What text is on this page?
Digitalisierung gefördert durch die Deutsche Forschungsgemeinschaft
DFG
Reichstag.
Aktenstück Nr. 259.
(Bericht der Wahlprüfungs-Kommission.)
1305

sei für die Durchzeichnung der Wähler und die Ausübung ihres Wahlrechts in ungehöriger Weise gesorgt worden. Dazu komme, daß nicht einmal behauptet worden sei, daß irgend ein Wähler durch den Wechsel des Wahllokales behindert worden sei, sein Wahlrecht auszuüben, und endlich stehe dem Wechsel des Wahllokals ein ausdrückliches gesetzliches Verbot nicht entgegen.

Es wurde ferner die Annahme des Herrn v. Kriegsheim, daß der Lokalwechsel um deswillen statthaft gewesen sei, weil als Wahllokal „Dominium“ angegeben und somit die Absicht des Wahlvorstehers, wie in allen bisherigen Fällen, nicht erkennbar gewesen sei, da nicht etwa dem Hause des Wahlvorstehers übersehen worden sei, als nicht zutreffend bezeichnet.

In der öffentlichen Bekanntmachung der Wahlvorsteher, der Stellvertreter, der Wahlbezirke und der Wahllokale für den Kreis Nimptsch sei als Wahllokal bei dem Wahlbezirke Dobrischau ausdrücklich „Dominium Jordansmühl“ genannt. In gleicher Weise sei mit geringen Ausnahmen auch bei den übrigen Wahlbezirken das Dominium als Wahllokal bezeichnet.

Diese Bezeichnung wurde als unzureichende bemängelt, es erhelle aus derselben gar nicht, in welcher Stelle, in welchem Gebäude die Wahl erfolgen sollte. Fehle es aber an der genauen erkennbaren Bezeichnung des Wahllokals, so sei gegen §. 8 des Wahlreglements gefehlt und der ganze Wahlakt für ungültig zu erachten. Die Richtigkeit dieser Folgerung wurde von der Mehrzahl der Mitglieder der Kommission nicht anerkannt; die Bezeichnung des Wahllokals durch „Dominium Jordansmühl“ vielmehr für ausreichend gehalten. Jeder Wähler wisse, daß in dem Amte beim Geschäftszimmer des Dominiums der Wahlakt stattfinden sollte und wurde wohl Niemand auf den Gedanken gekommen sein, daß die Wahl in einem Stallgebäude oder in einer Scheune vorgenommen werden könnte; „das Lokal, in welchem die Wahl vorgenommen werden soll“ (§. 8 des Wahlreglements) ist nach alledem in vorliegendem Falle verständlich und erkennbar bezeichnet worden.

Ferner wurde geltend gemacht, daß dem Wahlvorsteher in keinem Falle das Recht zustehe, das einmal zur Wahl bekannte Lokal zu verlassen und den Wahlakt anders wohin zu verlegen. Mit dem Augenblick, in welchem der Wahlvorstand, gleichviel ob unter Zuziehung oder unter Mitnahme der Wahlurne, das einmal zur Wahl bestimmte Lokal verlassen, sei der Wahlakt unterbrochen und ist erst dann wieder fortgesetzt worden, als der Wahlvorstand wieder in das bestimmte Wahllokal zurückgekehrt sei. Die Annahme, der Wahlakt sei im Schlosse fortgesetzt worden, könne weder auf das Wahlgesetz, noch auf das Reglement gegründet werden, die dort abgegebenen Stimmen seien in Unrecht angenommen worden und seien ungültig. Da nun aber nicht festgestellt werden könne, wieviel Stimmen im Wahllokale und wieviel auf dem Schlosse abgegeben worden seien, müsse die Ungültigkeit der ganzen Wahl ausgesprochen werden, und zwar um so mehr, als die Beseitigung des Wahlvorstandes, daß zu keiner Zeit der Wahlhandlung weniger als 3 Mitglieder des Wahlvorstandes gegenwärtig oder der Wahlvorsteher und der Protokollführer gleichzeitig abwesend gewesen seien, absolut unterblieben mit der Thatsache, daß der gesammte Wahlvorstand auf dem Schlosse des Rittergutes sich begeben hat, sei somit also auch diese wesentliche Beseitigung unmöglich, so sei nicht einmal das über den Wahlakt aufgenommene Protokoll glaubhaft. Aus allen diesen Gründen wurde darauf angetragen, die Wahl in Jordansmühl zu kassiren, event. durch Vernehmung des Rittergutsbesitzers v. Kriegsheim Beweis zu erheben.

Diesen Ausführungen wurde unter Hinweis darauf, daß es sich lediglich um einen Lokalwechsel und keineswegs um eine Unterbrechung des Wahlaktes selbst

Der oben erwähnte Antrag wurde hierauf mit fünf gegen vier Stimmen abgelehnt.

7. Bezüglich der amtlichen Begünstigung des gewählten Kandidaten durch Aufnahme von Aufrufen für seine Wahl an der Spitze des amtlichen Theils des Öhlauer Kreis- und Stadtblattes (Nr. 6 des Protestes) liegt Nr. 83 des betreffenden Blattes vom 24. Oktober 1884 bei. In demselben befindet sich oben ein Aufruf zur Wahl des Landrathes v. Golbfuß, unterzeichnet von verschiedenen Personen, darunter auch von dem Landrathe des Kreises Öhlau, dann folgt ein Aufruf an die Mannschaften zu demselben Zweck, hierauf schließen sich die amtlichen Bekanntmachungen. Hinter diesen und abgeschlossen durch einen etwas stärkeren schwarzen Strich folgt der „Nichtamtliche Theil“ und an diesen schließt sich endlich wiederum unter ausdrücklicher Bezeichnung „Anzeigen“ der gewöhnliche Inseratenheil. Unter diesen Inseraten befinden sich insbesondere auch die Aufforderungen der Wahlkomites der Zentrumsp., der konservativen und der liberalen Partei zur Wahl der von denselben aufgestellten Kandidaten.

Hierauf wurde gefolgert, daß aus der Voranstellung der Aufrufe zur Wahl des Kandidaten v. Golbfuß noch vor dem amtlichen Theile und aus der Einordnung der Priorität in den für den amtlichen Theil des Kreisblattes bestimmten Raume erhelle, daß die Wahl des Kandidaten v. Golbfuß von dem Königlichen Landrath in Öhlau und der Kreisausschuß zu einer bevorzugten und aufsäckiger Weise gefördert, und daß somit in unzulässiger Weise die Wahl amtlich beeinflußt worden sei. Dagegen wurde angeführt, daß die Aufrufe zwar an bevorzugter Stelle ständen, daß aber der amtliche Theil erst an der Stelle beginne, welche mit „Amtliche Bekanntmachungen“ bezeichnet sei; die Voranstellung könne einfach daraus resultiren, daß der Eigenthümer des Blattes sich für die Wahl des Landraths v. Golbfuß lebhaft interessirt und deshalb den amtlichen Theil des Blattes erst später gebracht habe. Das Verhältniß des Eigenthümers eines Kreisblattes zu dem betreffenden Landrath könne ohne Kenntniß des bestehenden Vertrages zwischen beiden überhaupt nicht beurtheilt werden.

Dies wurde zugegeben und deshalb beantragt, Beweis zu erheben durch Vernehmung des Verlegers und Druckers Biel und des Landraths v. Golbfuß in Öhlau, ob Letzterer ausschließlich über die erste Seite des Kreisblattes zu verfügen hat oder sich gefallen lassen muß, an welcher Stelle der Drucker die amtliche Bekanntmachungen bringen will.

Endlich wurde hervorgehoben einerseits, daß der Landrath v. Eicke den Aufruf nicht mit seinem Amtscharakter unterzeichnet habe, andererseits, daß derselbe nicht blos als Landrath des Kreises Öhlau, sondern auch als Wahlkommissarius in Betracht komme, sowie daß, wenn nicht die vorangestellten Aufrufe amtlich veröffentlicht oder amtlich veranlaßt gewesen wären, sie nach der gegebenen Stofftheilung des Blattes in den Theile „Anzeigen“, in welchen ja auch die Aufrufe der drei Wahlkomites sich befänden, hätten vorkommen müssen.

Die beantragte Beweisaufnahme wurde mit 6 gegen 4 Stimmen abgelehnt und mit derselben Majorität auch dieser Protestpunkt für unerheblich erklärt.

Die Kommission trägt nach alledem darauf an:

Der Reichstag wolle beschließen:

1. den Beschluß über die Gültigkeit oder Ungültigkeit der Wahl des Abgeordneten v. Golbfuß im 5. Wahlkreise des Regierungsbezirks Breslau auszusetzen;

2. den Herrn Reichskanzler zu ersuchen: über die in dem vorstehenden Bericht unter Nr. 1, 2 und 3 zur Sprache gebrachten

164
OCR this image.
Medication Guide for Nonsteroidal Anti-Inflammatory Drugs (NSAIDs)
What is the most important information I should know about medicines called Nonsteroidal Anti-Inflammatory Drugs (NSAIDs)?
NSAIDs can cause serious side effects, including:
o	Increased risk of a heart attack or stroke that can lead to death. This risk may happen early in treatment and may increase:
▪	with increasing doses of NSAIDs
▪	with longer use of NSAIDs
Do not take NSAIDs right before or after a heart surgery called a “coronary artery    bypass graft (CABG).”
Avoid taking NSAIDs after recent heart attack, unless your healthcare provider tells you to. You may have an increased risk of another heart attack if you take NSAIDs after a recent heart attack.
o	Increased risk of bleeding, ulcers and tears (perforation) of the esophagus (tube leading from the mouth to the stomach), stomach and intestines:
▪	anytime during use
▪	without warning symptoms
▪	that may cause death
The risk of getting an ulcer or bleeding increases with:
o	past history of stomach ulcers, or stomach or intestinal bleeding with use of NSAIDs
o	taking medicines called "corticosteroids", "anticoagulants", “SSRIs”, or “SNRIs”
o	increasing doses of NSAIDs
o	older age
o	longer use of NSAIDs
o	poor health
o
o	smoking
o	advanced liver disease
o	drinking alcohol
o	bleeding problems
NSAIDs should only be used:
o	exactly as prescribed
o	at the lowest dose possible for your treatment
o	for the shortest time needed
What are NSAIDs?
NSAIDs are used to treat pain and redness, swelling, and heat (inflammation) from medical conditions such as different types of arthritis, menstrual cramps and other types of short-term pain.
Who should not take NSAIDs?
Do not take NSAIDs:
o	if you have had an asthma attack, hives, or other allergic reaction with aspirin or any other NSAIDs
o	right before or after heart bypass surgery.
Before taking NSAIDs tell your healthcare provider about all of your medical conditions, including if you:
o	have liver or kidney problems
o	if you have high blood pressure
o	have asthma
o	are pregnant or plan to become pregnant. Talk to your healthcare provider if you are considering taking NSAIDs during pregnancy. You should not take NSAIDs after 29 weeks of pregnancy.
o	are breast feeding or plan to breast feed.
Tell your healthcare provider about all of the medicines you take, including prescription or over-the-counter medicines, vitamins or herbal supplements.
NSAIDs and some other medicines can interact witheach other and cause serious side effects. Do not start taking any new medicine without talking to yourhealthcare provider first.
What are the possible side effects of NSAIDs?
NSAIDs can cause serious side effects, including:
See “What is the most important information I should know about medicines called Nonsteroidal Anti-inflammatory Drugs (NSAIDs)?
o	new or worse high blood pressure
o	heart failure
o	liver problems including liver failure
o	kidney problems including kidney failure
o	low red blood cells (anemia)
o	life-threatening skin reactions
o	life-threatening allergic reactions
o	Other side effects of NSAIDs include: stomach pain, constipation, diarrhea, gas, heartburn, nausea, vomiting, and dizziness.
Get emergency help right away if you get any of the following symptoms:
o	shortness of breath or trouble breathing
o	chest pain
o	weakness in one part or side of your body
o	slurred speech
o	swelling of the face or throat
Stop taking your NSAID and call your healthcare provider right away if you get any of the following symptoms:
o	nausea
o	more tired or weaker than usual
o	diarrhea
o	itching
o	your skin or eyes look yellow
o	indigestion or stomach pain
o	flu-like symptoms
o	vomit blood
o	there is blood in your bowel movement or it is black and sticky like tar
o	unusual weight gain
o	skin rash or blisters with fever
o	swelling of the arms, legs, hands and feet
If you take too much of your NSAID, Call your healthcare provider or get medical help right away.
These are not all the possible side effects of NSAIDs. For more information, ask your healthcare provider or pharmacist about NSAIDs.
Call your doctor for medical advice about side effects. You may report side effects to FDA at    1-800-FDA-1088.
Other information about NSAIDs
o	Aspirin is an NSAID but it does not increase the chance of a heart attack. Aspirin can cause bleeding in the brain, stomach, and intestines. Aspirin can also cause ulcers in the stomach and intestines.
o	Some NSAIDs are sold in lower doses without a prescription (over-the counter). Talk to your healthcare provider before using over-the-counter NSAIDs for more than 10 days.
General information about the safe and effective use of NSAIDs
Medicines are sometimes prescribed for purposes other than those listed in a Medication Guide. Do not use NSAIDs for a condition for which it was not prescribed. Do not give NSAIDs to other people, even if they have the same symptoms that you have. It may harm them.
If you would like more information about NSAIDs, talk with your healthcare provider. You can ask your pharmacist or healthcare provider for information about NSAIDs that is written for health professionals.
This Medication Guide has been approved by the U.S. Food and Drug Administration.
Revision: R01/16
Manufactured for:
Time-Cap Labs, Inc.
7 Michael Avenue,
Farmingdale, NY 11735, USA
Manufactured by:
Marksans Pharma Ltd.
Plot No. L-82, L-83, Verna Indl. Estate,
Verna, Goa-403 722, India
____________
● Exercise prompt:
Find the word "right" in the entries, then copy out every line that has it.

● Output of the task:
Do not take NSAIDs right before or after a heart surgery called a “coronary artery    bypass graft (CABG).”
o	right before or after heart bypass surgery.
Get emergency help right away if you get any of the following symptoms:
Stop taking your NSAID and call your healthcare provider right away if you get any of the following symptoms:
If you take too much of your NSAID, Call your healthcare provider or get medical help right away.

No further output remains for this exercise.